### Set task
From the listing below, pull each line that includes "上海盟威软件".

○ ○ ○ ○ ○ ○ ○

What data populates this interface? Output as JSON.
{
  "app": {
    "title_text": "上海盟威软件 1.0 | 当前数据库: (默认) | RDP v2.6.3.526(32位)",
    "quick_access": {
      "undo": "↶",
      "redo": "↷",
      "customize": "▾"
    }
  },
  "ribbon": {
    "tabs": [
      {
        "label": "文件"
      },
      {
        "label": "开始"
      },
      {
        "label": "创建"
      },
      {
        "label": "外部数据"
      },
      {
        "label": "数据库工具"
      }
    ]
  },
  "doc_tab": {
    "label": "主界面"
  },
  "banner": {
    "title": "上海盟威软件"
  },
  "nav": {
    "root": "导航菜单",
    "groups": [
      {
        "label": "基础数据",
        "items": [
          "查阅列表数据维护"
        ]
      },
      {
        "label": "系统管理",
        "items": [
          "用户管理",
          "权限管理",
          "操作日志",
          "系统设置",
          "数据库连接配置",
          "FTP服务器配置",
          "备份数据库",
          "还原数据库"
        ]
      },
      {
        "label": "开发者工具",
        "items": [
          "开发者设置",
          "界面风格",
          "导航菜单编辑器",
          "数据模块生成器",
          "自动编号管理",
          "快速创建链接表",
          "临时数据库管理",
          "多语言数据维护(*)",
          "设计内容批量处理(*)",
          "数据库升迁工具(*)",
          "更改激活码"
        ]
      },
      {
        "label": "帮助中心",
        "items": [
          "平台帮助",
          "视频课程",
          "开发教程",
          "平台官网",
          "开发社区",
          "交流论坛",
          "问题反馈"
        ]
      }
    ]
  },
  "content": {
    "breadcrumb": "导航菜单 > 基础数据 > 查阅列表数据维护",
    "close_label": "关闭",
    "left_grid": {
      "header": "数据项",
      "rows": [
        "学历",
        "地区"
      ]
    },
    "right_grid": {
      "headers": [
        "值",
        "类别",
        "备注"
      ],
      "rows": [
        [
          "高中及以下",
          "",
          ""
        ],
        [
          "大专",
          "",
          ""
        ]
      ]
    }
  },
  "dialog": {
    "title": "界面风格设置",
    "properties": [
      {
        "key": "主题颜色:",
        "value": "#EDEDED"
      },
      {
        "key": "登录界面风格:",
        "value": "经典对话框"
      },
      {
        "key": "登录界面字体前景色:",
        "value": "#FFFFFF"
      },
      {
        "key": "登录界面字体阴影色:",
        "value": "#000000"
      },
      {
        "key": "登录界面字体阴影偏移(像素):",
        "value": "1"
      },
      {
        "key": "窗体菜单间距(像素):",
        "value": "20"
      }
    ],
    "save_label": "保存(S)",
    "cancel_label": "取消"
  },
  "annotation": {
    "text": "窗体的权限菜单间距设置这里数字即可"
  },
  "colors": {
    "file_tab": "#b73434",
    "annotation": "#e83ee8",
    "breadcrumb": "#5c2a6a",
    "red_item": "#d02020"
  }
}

○ ○ ○ ○ ○ ○ ○

### Solution for this task
    "title_text": "上海盟威软件 1.0 | 当前数据库: (默认) | RDP v2.6.3.526(32位)",
    "title": "上海盟威软件"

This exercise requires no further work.